Dataset entries:
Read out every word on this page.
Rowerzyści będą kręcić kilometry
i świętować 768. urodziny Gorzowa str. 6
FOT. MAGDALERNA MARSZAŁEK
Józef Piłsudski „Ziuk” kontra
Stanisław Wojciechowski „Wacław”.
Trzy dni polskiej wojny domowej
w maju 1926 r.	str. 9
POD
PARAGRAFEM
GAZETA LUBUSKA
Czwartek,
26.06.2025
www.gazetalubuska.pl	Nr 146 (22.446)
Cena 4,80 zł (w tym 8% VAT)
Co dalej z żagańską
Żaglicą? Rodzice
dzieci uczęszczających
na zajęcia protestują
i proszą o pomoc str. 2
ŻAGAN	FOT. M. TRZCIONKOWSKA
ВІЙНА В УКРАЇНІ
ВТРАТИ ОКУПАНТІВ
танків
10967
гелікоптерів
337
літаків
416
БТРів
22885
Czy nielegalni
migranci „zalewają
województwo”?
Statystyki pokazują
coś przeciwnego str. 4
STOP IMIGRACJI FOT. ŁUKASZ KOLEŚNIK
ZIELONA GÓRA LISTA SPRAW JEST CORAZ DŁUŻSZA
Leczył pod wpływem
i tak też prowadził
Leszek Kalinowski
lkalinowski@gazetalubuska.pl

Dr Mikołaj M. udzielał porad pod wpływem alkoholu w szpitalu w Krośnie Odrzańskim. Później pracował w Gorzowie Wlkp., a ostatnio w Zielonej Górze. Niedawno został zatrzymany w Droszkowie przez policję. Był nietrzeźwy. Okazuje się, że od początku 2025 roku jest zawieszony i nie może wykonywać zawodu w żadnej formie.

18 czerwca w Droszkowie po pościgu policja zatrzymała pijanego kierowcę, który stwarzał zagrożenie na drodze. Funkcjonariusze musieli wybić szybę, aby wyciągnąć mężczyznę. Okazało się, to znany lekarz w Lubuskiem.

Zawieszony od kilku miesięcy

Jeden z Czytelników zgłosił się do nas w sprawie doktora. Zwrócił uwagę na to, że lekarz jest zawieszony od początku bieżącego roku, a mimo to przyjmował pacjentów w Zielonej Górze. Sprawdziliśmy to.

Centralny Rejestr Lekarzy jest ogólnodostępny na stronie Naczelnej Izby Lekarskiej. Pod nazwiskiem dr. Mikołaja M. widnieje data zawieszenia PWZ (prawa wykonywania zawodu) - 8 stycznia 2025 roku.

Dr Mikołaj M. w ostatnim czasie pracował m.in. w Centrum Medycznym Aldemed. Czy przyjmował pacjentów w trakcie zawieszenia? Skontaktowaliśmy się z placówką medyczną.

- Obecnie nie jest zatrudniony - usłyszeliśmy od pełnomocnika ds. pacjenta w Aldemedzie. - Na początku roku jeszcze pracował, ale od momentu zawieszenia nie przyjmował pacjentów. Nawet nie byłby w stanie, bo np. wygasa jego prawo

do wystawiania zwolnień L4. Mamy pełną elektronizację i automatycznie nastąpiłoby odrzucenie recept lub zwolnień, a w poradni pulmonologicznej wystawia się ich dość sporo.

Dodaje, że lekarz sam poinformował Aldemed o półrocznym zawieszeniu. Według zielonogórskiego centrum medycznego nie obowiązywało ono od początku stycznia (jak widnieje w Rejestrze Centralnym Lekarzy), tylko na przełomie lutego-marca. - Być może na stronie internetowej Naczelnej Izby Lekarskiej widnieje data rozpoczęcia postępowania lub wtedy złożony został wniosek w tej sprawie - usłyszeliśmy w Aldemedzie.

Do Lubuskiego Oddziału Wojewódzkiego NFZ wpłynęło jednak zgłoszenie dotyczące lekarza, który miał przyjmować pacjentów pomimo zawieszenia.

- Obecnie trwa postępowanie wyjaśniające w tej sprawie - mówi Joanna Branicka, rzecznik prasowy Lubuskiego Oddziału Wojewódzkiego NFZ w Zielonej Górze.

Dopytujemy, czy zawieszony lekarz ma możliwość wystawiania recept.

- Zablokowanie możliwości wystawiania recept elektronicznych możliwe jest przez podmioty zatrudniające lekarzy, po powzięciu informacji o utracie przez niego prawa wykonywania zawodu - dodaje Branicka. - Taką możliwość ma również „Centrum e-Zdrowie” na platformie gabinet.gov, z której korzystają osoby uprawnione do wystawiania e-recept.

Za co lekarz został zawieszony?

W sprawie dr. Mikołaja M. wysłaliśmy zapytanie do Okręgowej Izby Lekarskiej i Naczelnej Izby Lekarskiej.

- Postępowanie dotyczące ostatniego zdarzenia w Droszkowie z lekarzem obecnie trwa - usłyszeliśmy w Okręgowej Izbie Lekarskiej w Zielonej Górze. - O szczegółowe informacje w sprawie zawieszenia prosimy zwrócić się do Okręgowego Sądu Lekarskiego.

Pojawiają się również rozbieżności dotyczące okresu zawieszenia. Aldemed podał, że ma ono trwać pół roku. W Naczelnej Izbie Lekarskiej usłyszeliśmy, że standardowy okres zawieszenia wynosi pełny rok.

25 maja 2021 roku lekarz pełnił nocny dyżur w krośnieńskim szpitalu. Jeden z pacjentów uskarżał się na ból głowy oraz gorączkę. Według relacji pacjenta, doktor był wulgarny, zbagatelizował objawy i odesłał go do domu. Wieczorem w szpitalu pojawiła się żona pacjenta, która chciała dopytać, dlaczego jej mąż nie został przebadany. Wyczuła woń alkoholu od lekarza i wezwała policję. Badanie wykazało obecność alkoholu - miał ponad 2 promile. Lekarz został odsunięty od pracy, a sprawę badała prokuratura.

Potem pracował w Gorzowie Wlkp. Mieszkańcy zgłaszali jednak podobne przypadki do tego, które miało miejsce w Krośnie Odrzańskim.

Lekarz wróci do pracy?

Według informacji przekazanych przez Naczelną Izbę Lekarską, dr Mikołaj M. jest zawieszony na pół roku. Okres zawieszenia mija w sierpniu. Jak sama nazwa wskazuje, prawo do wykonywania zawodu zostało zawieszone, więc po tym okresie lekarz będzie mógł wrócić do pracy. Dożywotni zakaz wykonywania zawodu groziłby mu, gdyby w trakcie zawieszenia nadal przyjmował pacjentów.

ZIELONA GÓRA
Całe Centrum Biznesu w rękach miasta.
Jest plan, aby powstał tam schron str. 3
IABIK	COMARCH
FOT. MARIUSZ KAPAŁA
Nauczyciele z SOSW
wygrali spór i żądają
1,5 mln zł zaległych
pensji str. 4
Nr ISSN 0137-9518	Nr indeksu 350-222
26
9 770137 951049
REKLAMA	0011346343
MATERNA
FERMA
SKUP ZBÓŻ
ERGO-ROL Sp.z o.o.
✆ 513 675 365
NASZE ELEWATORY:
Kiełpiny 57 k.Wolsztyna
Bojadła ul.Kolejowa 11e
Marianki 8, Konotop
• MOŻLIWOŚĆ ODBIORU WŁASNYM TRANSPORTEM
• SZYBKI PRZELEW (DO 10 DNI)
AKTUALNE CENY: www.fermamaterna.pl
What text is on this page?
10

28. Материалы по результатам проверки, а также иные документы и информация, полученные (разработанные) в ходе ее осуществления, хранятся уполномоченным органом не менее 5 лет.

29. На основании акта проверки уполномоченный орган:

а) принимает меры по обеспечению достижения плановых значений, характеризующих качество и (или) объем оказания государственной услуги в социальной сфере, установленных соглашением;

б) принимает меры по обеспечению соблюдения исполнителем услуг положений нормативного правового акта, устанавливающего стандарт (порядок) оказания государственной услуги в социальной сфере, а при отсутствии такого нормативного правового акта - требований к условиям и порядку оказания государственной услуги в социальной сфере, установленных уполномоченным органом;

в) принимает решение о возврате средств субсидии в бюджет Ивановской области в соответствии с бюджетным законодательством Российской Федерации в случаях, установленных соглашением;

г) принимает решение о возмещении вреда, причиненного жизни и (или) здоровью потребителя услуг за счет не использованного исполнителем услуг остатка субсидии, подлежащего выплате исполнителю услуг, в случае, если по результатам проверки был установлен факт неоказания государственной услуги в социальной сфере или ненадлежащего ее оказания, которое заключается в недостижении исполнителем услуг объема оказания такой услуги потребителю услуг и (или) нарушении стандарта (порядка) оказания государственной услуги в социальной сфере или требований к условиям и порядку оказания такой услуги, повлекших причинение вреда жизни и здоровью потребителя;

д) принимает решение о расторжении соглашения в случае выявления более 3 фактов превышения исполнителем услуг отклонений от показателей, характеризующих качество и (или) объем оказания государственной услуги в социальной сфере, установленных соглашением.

**What you will do**
Say how many lines in the records above hold "Lubuskiego", and give no other text.

**Solution**
2